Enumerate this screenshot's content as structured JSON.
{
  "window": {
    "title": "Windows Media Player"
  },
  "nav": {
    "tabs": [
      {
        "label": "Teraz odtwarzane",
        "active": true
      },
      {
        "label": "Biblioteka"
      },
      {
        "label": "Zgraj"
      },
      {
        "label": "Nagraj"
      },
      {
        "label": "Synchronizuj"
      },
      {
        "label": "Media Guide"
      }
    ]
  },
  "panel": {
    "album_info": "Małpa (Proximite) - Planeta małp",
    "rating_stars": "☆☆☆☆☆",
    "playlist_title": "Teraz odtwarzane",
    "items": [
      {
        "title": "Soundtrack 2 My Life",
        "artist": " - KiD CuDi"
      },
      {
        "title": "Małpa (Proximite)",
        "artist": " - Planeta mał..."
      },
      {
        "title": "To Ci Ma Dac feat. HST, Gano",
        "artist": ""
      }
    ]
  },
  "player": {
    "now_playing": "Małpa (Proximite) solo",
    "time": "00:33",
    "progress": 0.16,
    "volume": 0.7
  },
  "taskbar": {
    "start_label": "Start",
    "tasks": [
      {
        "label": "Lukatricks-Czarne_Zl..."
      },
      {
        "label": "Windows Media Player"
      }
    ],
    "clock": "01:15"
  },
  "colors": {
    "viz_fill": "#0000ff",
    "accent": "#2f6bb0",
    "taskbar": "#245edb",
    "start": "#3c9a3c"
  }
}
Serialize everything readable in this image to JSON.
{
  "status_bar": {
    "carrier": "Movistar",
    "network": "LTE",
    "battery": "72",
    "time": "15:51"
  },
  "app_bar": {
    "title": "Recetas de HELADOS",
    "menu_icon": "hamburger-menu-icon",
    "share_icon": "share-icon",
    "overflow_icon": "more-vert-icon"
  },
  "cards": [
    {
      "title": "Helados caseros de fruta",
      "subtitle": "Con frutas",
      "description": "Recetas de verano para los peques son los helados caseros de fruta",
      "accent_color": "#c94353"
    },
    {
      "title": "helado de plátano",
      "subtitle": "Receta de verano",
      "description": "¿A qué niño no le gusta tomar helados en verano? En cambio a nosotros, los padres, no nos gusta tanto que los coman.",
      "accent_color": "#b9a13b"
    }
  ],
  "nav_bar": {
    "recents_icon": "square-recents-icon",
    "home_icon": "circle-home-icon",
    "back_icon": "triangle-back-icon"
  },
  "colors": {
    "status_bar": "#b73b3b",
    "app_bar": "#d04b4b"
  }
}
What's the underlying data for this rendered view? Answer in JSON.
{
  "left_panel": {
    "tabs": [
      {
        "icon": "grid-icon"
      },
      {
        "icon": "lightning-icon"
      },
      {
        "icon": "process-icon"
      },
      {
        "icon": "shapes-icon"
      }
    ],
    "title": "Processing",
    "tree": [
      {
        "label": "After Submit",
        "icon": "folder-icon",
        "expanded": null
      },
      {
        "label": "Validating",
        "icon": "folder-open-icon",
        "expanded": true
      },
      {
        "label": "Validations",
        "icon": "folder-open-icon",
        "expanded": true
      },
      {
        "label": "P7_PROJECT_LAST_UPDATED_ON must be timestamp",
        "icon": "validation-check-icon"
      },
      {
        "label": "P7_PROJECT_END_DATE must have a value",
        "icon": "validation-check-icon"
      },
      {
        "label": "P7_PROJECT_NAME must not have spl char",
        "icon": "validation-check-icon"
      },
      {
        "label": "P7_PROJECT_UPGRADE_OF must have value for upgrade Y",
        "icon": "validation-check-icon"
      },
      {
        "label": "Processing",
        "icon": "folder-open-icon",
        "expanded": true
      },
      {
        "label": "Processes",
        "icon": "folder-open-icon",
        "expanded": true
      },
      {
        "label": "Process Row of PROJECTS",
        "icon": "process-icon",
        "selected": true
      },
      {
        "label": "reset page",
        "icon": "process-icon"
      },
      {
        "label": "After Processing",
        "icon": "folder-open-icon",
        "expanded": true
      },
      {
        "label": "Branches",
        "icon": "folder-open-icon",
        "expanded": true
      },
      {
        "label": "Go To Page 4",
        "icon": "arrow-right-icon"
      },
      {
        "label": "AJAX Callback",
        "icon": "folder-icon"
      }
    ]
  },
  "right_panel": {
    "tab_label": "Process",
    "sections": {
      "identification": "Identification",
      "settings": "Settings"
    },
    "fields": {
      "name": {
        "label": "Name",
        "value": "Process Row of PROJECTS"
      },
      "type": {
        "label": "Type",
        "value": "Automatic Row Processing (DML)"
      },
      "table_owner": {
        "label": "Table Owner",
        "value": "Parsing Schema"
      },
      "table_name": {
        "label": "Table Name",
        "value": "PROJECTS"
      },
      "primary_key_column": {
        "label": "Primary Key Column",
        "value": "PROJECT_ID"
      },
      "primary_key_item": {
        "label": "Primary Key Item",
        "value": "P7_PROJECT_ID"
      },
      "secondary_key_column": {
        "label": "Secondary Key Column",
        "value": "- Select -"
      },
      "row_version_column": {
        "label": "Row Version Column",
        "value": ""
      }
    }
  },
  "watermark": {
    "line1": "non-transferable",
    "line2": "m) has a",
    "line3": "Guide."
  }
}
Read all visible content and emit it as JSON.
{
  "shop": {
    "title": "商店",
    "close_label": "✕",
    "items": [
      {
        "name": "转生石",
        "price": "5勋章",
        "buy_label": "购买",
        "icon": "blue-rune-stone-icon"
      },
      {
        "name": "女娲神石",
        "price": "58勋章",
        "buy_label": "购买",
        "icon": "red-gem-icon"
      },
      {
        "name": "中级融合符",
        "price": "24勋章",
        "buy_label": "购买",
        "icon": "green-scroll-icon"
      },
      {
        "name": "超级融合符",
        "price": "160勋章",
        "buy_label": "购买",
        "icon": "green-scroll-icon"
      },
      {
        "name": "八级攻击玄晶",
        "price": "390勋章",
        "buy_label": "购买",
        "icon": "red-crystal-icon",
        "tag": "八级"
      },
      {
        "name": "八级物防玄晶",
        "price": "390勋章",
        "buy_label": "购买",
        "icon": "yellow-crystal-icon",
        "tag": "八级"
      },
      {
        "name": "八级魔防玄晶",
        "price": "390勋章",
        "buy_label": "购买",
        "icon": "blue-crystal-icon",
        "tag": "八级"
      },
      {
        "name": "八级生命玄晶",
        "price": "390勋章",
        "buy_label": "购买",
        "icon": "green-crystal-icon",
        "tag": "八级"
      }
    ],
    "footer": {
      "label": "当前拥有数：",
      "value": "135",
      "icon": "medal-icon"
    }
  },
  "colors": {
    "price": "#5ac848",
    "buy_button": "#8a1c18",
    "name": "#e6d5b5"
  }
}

### Problem to work on
Lines containing the string "value" are to be selected and copied.

### Worked answer
        "label": "P7_PROJECT_END_DATE must have a value",
        "label": "P7_PROJECT_UPGRADE_OF must have value for upgrade Y",
        "value": "Process Row of PROJECTS"
        "value": "Automatic Row Processing (DML)"
        "value": "Parsing Schema"
        "value": "PROJECTS"
        "value": "PROJECT_ID"
        "value": "P7_PROJECT_ID"
        "value": "- Select -"
        "value": ""
      "value": "135",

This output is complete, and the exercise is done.